BEGIN

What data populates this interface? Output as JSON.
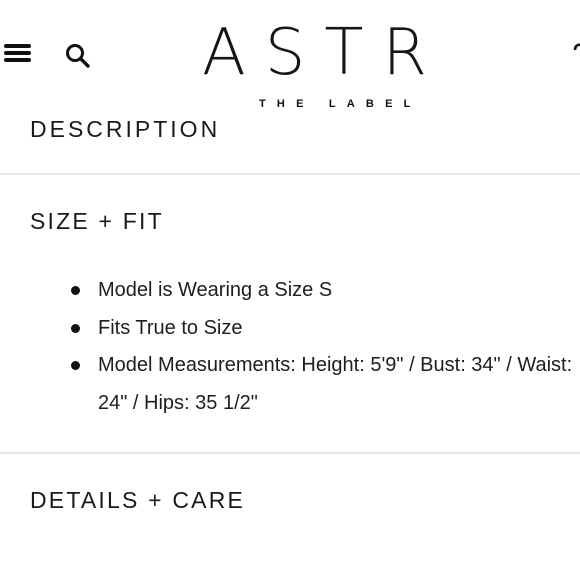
{
  "header": {
    "logo_main": "ASTR",
    "logo_sub": "THE LABEL",
    "icons": {
      "menu": "hamburger-menu-icon",
      "search": "search-icon",
      "cart": "bag-icon"
    }
  },
  "sections": {
    "description_title": "DESCRIPTION",
    "size_fit": {
      "title": "SIZE + FIT",
      "bullets": [
        "Model is Wearing a Size S",
        "Fits True to Size",
        "Model Measurements: Height: 5'9\" / Bust: 34\" / Waist: 24\" / Hips: 35 1/2\""
      ]
    },
    "details_care_title": "DETAILS + CARE"
  },
  "colors": {
    "text": "#1a1a1a",
    "divider": "#e6e6e6",
    "background": "#ffffff"
  }
}
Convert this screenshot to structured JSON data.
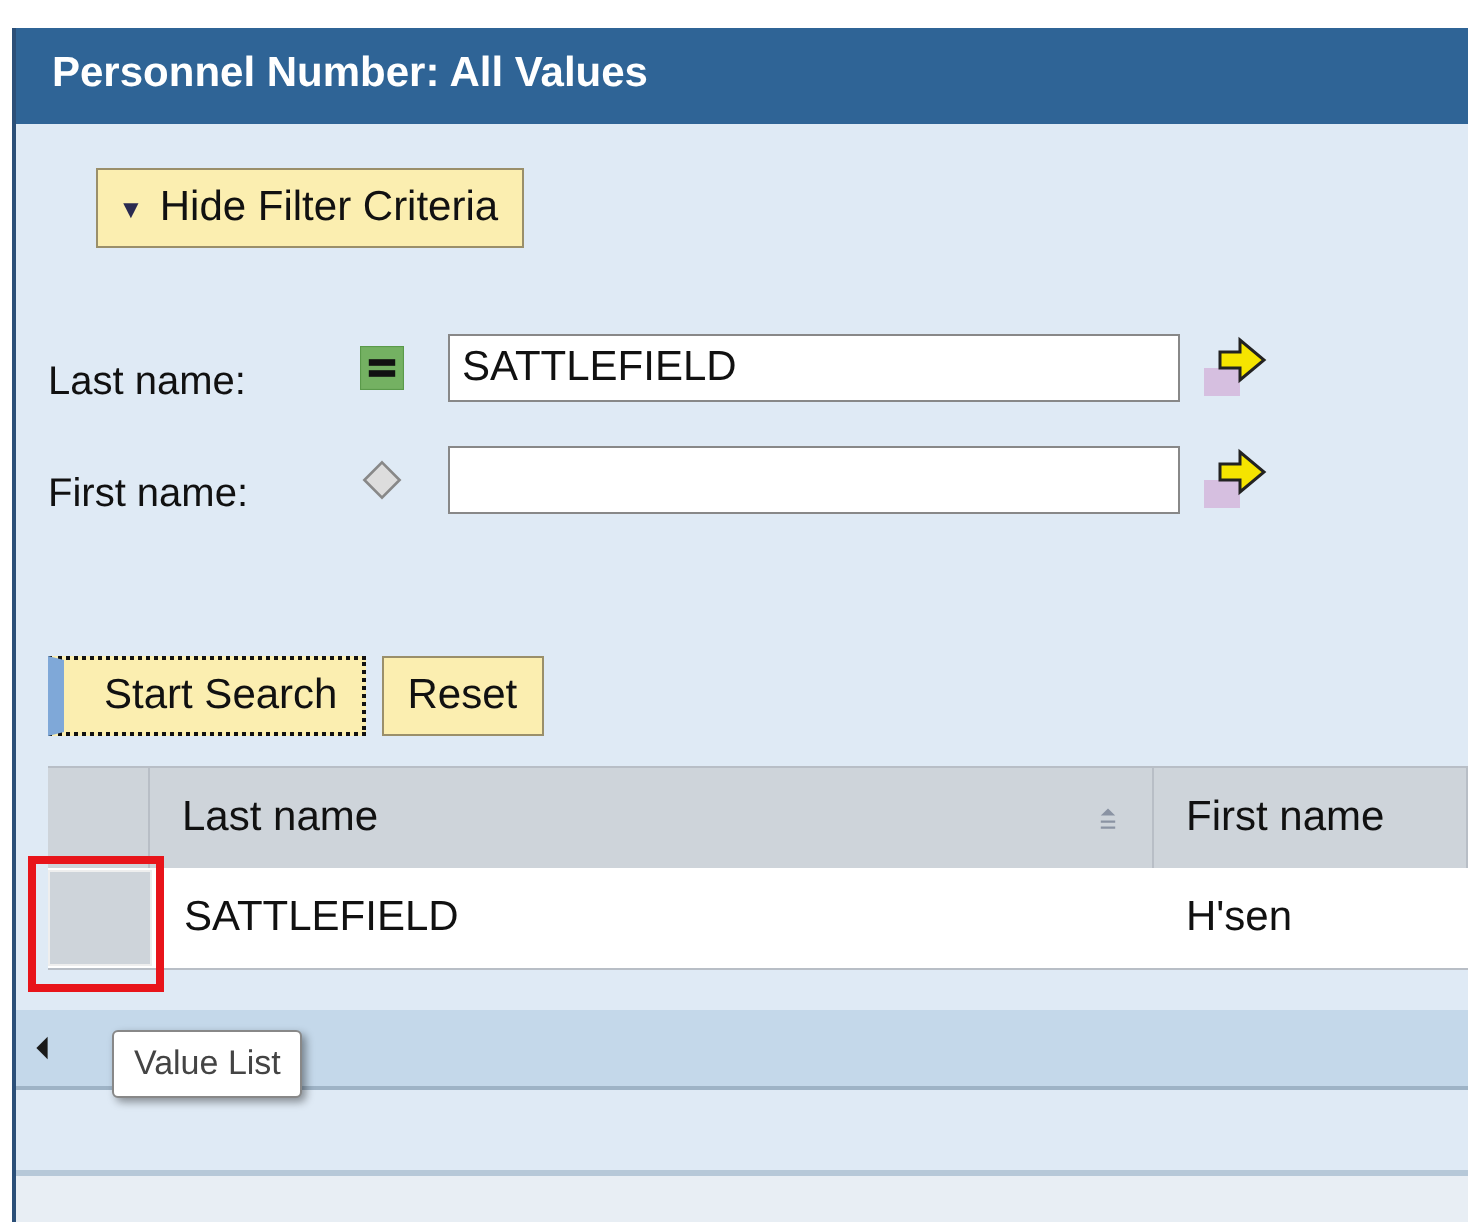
{
  "window": {
    "title": "Personnel Number: All Values"
  },
  "filter_toggle": {
    "icon": "▼",
    "label": "Hide Filter Criteria",
    "expanded": true
  },
  "filters": [
    {
      "label": "Last name:",
      "kind": "equals",
      "value": "SATTLEFIELD"
    },
    {
      "label": "First name:",
      "kind": "none"
    }
  ],
  "buttons": [
    {
      "label": "Start Search",
      "focused": true
    },
    {
      "label": "Reset",
      "focused": false
    }
  ],
  "table": {
    "columns": [
      {
        "label": "Last name",
        "sorted": true
      },
      {
        "label": "First name",
        "sorted": false
      }
    ],
    "rows": [
      {
        "cells": [
          "SATTLEFIELD",
          "H'sen"
        ],
        "highlighted": true
      }
    ]
  },
  "tooltip": {
    "text": "Value List"
  }
}
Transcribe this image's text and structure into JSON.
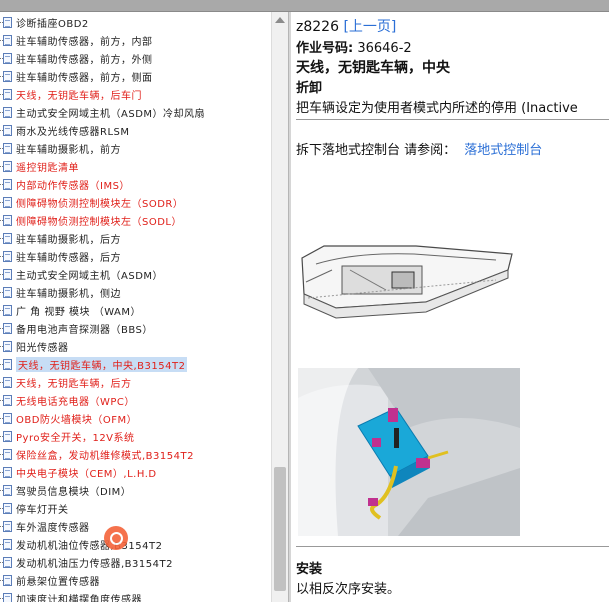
{
  "tree": {
    "items": [
      {
        "label": "诊断插座OBD2",
        "style": "normal"
      },
      {
        "label": "驻车辅助传感器，前方，内部",
        "style": "normal"
      },
      {
        "label": "驻车辅助传感器，前方，外侧",
        "style": "normal"
      },
      {
        "label": "驻车辅助传感器，前方，侧面",
        "style": "normal"
      },
      {
        "label": "天线，无钥匙车辆，后车门",
        "style": "red"
      },
      {
        "label": "主动式安全网域主机（ASDM）冷却风扇",
        "style": "normal"
      },
      {
        "label": "雨水及光线传感器RLSM",
        "style": "normal"
      },
      {
        "label": "驻车辅助摄影机，前方",
        "style": "normal"
      },
      {
        "label": "遥控钥匙清单",
        "style": "red"
      },
      {
        "label": "内部动作传感器（IMS）",
        "style": "red"
      },
      {
        "label": "侧障碍物侦测控制模块左（SODR）",
        "style": "red"
      },
      {
        "label": "侧障碍物侦测控制模块左（SODL）",
        "style": "red"
      },
      {
        "label": "驻车辅助摄影机，后方",
        "style": "normal"
      },
      {
        "label": "驻车辅助传感器，后方",
        "style": "normal"
      },
      {
        "label": "主动式安全网域主机（ASDM）",
        "style": "normal"
      },
      {
        "label": "驻车辅助摄影机，侧边",
        "style": "normal"
      },
      {
        "label": "广 角 视野 模块 （WAM）",
        "style": "normal"
      },
      {
        "label": "备用电池声音探测器（BBS）",
        "style": "normal"
      },
      {
        "label": "阳光传感器",
        "style": "normal"
      },
      {
        "label": "天线，无钥匙车辆，中央,B3154T2",
        "style": "selected"
      },
      {
        "label": "天线，无钥匙车辆，后方",
        "style": "red"
      },
      {
        "label": "无线电话充电器（WPC）",
        "style": "red"
      },
      {
        "label": "OBD防火墙模块（OFM）",
        "style": "red"
      },
      {
        "label": "Pyro安全开关，12V系统",
        "style": "red"
      },
      {
        "label": "保险丝盒，发动机维修模式,B3154T2",
        "style": "red"
      },
      {
        "label": "中央电子模块（CEM）,L.H.D",
        "style": "red"
      },
      {
        "label": "驾驶员信息模块（DIM）",
        "style": "normal"
      },
      {
        "label": "停车灯开关",
        "style": "normal"
      },
      {
        "label": "车外温度传感器",
        "style": "normal"
      },
      {
        "label": "发动机机油位传感器,B3154T2",
        "style": "normal"
      },
      {
        "label": "发动机机油压力传感器,B3154T2",
        "style": "normal"
      },
      {
        "label": "前悬架位置传感器",
        "style": "normal"
      },
      {
        "label": "加速度计和横摆角度传感器",
        "style": "normal"
      }
    ]
  },
  "doc": {
    "code": "z8226",
    "prev_link": "[上一页]",
    "op_no_label": "作业号码:",
    "op_no_value": "36646-2",
    "title": "天线，无钥匙车辆，中央",
    "section_remove": "折卸",
    "instruction": "把车辆设定为使用者模式内所述的停用 (Inactive",
    "step_text": "拆下落地式控制台 请参阅：",
    "step_link": "落地式控制台",
    "section_install": "安装",
    "install_text": "以相反次序安装。"
  },
  "colors": {
    "link": "#2b6fd6",
    "red_item": "#e0201a",
    "selection": "#c7ddf5",
    "module_cyan": "#1aa8d8",
    "connector_magenta": "#c0318f"
  },
  "icons": {
    "tree_item": "document-icon",
    "overlay": "search-badge-icon"
  }
}
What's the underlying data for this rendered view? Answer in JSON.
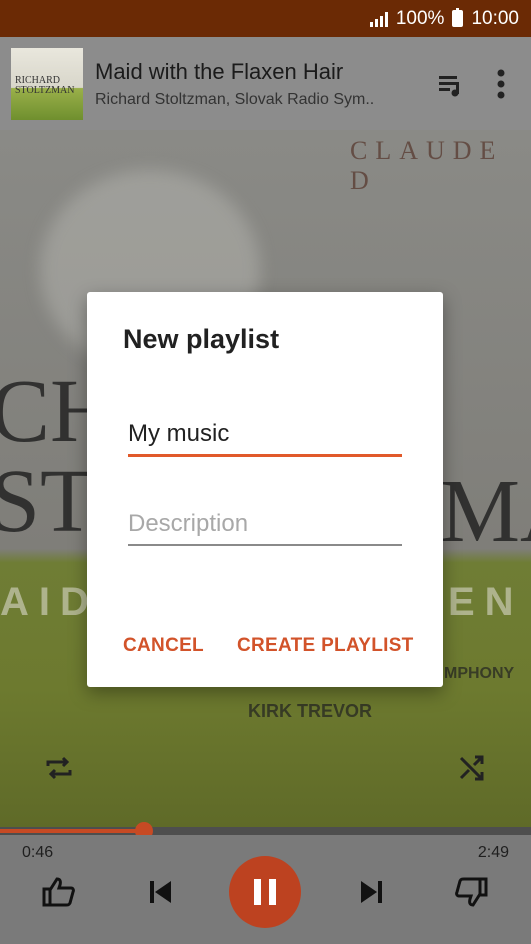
{
  "status_bar": {
    "battery": "100%",
    "time": "10:00"
  },
  "now_playing": {
    "album_thumb_text": "RICHARD STOLTZMAN",
    "title": "Maid with the Flaxen Hair",
    "artist": "Richard Stoltzman, Slovak Radio Sym..",
    "icons": [
      "queue-icon",
      "more-vert-icon"
    ]
  },
  "album_art": {
    "line1": "CLAUDE D",
    "line2": "CH",
    "line3": "ST",
    "line4": "MA",
    "line5": "AID",
    "line6": "EN",
    "line7": "MPHONY",
    "line8": "KIRK TREVOR"
  },
  "dialog": {
    "title": "New playlist",
    "name_value": "My music",
    "description_placeholder": "Description",
    "cancel_label": "CANCEL",
    "create_label": "CREATE PLAYLIST"
  },
  "playback": {
    "elapsed": "0:46",
    "duration": "2:49",
    "progress": 0.272
  },
  "colors": {
    "accent": "#d2532a",
    "status_bar": "#6b2a05",
    "play_button": "#bd4220"
  }
}
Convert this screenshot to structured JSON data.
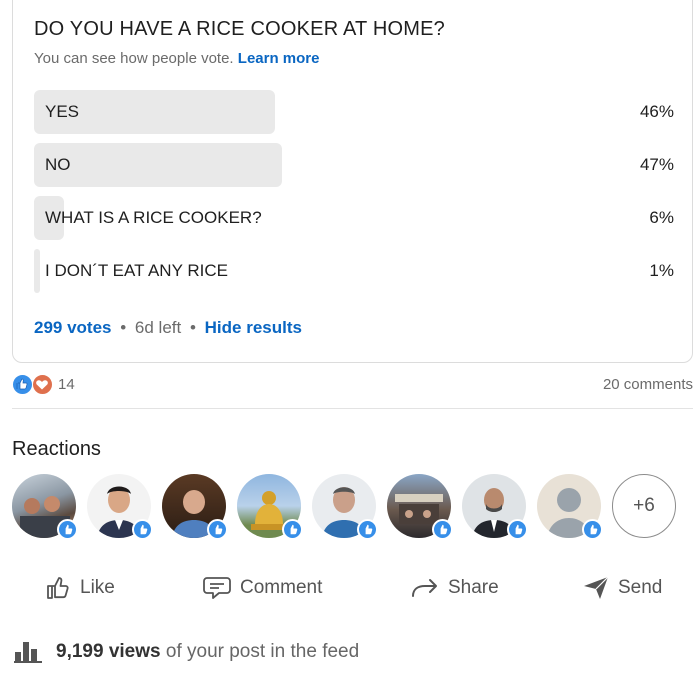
{
  "poll": {
    "question": "DO YOU HAVE A RICE COOKER AT HOME?",
    "subtitle": "You can see how people vote.",
    "learn_more": "Learn more",
    "options": [
      {
        "label": "YES",
        "percent_text": "46%",
        "percent": 46
      },
      {
        "label": "NO",
        "percent_text": "47%",
        "percent": 47
      },
      {
        "label": "WHAT IS A RICE COOKER?",
        "percent_text": "6%",
        "percent": 6
      },
      {
        "label": "I DON´T EAT ANY RICE",
        "percent_text": "1%",
        "percent": 1
      }
    ],
    "votes": "299 votes",
    "time_left": "6d left",
    "hide_results": "Hide results"
  },
  "social": {
    "reaction_count": "14",
    "comments": "20 comments",
    "reaction_icons": [
      "like-icon",
      "heart-icon"
    ]
  },
  "reactions": {
    "title": "Reactions",
    "more": "+6",
    "avatars": [
      "avatar-1",
      "avatar-2",
      "avatar-3",
      "avatar-4",
      "avatar-5",
      "avatar-6",
      "avatar-7",
      "avatar-8"
    ]
  },
  "actions": {
    "like": "Like",
    "comment": "Comment",
    "share": "Share",
    "send": "Send"
  },
  "views": {
    "count": "9,199 views",
    "suffix": "of your post in the feed"
  },
  "colors": {
    "link": "#0a66c2",
    "bar": "#e9e9e9",
    "like_badge": "#378fe9",
    "heart": "#df704d"
  }
}
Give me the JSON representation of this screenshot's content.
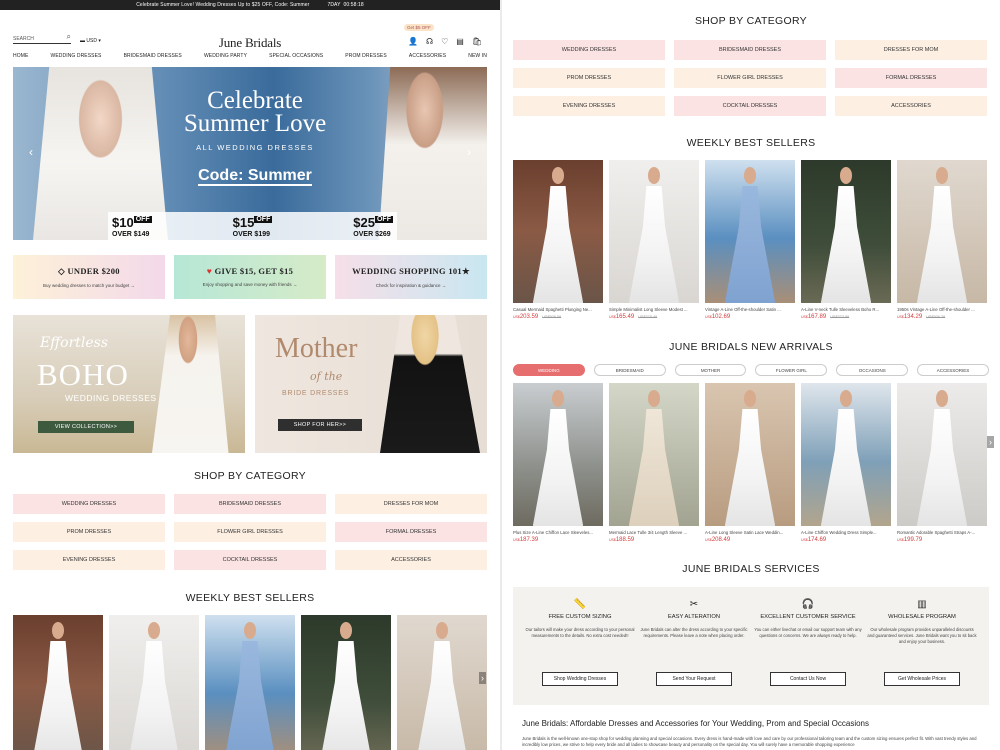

END

◆ Exercise brief ◆
Copy out the whole listing exactly, and don't carry over any pictures.

◆ Task response ◆
What data populates this interface? Output as JSON.
{
  "header": {
    "logo_main": "ASTR",
    "logo_sub": "THE LABEL",
    "icons": {
      "menu": "hamburger-menu-icon",
      "search": "search-icon",
      "cart": "bag-icon"
    }
  },
  "sections": {
    "description_title": "DESCRIPTION",
    "size_fit": {
      "title": "SIZE + FIT",
      "bullets": [
        "Model is Wearing a Size S",
        "Fits True to Size",
        "Model Measurements: Height: 5'9\" / Bust: 34\" / Waist: 24\" / Hips: 35 1/2\""
      ]
    },
    "details_care_title": "DETAILS + CARE"
  },
  "colors": {
    "text": "#1a1a1a",
    "divider": "#e6e6e6",
    "background": "#ffffff"
  }
}
Convert this screenshot to structured JSON data.
{
  "window": {
    "title": "Personnel Number: All Values"
  },
  "filter_toggle": {
    "icon": "▼",
    "label": "Hide Filter Criteria",
    "expanded": true
  },
  "filters": [
    {
      "label": "Last name:",
      "kind": "equals",
      "value": "SATTLEFIELD"
    },
    {
      "label": "First name:",
      "kind": "none"
    }
  ],
  "buttons": [
    {
      "label": "Start Search",
      "focused": true
    },
    {
      "label": "Reset",
      "focused": false
    }
  ],
  "table": {
    "columns": [
      {
        "label": "Last name",
        "sorted": true
      },
      {
        "label": "First name",
        "sorted": false
      }
    ],
    "rows": [
      {
        "cells": [
          "SATTLEFIELD",
          "H'sen"
        ],
        "highlighted": true
      }
    ]
  },
  "tooltip": {
    "text": "Value List"
  }
}
Transcribe this image's text and structure into JSON.
{
  "tree": {
    "items": [
      {
        "label": "诊断插座OBD2",
        "style": "normal"
      },
      {
        "label": "驻车辅助传感器，前方，内部",
        "style": "normal"
      },
      {
        "label": "驻车辅助传感器，前方，外侧",
        "style": "normal"
      },
      {
        "label": "驻车辅助传感器，前方，侧面",
        "style": "normal"
      },
      {
        "label": "天线，无钥匙车辆，后车门",
        "style": "red"
      },
      {
        "label": "主动式安全网域主机（ASDM）冷却风扇",
        "style": "normal"
      },
      {
        "label": "雨水及光线传感器RLSM",
        "style": "normal"
      },
      {
        "label": "驻车辅助摄影机，前方",
        "style": "normal"
      },
      {
        "label": "遥控钥匙清单",
        "style": "red"
      },
      {
        "label": "内部动作传感器（IMS）",
        "style": "red"
      },
      {
        "label": "侧障碍物侦测控制模块左（SODR）",
        "style": "red"
      },
      {
        "label": "侧障碍物侦测控制模块左（SODL）",
        "style": "red"
      },
      {
        "label": "驻车辅助摄影机，后方",
        "style": "normal"
      },
      {
        "label": "驻车辅助传感器，后方",
        "style": "normal"
      },
      {
        "label": "主动式安全网域主机（ASDM）",
        "style": "normal"
      },
      {
        "label": "驻车辅助摄影机，侧边",
        "style": "normal"
      },
      {
        "label": "广 角 视野 模块 （WAM）",
        "style": "normal"
      },
      {
        "label": "备用电池声音探测器（BBS）",
        "style": "normal"
      },
      {
        "label": "阳光传感器",
        "style": "normal"
      },
      {
        "label": "天线，无钥匙车辆，中央,B3154T2",
        "style": "selected"
      },
      {
        "label": "天线，无钥匙车辆，后方",
        "style": "red"
      },
      {
        "label": "无线电话充电器（WPC）",
        "style": "red"
      },
      {
        "label": "OBD防火墙模块（OFM）",
        "style": "red"
      },
      {
        "label": "Pyro安全开关，12V系统",
        "style": "red"
      },
      {
        "label": "保险丝盒，发动机维修模式,B3154T2",
        "style": "red"
      },
      {
        "label": "中央电子模块（CEM）,L.H.D",
        "style": "red"
      },
      {
        "label": "驾驶员信息模块（DIM）",
        "style": "normal"
      },
      {
        "label": "停车灯开关",
        "style": "normal"
      },
      {
        "label": "车外温度传感器",
        "style": "normal"
      },
      {
        "label": "发动机机油位传感器,B3154T2",
        "style": "normal"
      },
      {
        "label": "发动机机油压力传感器,B3154T2",
        "style": "normal"
      },
      {
        "label": "前悬架位置传感器",
        "style": "normal"
      },
      {
        "label": "加速度计和横摆角度传感器",
        "style": "normal"
      }
    ]
  },
  "doc": {
    "code": "z8226",
    "prev_link": "[上一页]",
    "op_no_label": "作业号码:",
    "op_no_value": "36646-2",
    "title": "天线，无钥匙车辆，中央",
    "section_remove": "折卸",
    "instruction": "把车辆设定为使用者模式内所述的停用 (Inactive",
    "step_text": "拆下落地式控制台 请参阅：",
    "step_link": "落地式控制台",
    "section_install": "安装",
    "install_text": "以相反次序安装。"
  },
  "colors": {
    "link": "#2b6fd6",
    "red_item": "#e0201a",
    "selection": "#c7ddf5",
    "module_cyan": "#1aa8d8",
    "connector_magenta": "#c0318f"
  },
  "icons": {
    "tree_item": "document-icon",
    "overlay": "search-badge-icon"
  }
}
What's the underlying data for this rendered view? Answer in JSON.
{
  "status_bar": {
    "battery": "100%",
    "time": "10:00"
  },
  "now_playing": {
    "album_thumb_text": "RICHARD STOLTZMAN",
    "title": "Maid with the Flaxen Hair",
    "artist": "Richard Stoltzman, Slovak Radio Sym..",
    "icons": [
      "queue-icon",
      "more-vert-icon"
    ]
  },
  "album_art": {
    "line1": "CLAUDE D",
    "line2": "CH",
    "line3": "ST",
    "line4": "MA",
    "line5": "AID",
    "line6": "EN",
    "line7": "MPHONY",
    "line8": "KIRK TREVOR"
  },
  "dialog": {
    "title": "New playlist",
    "name_value": "My music",
    "description_placeholder": "Description",
    "cancel_label": "CANCEL",
    "create_label": "CREATE PLAYLIST"
  },
  "playback": {
    "elapsed": "0:46",
    "duration": "2:49",
    "progress": 0.272
  },
  "colors": {
    "accent": "#d2532a",
    "status_bar": "#6b2a05",
    "play_button": "#bd4220"
  }
}
Convert this screenshot to structured JSON data.
{
  "poll": {
    "question": "DO YOU HAVE A RICE COOKER AT HOME?",
    "subtitle": "You can see how people vote.",
    "learn_more": "Learn more",
    "options": [
      {
        "label": "YES",
        "percent_text": "46%",
        "percent": 46
      },
      {
        "label": "NO",
        "percent_text": "47%",
        "percent": 47
      },
      {
        "label": "WHAT IS A RICE COOKER?",
        "percent_text": "6%",
        "percent": 6
      },
      {
        "label": "I DON´T EAT ANY RICE",
        "percent_text": "1%",
        "percent": 1
      }
    ],
    "votes": "299 votes",
    "time_left": "6d left",
    "hide_results": "Hide results"
  },
  "social": {
    "reaction_count": "14",
    "comments": "20 comments",
    "reaction_icons": [
      "like-icon",
      "heart-icon"
    ]
  },
  "reactions": {
    "title": "Reactions",
    "more": "+6",
    "avatars": [
      "avatar-1",
      "avatar-2",
      "avatar-3",
      "avatar-4",
      "avatar-5",
      "avatar-6",
      "avatar-7",
      "avatar-8"
    ]
  },
  "actions": {
    "like": "Like",
    "comment": "Comment",
    "share": "Share",
    "send": "Send"
  },
  "views": {
    "count": "9,199 views",
    "suffix": "of your post in the feed"
  },
  "colors": {
    "link": "#0a66c2",
    "bar": "#e9e9e9",
    "like_badge": "#378fe9",
    "heart": "#df704d"
  }
}
Give me the JSON representation of this screenshot's content.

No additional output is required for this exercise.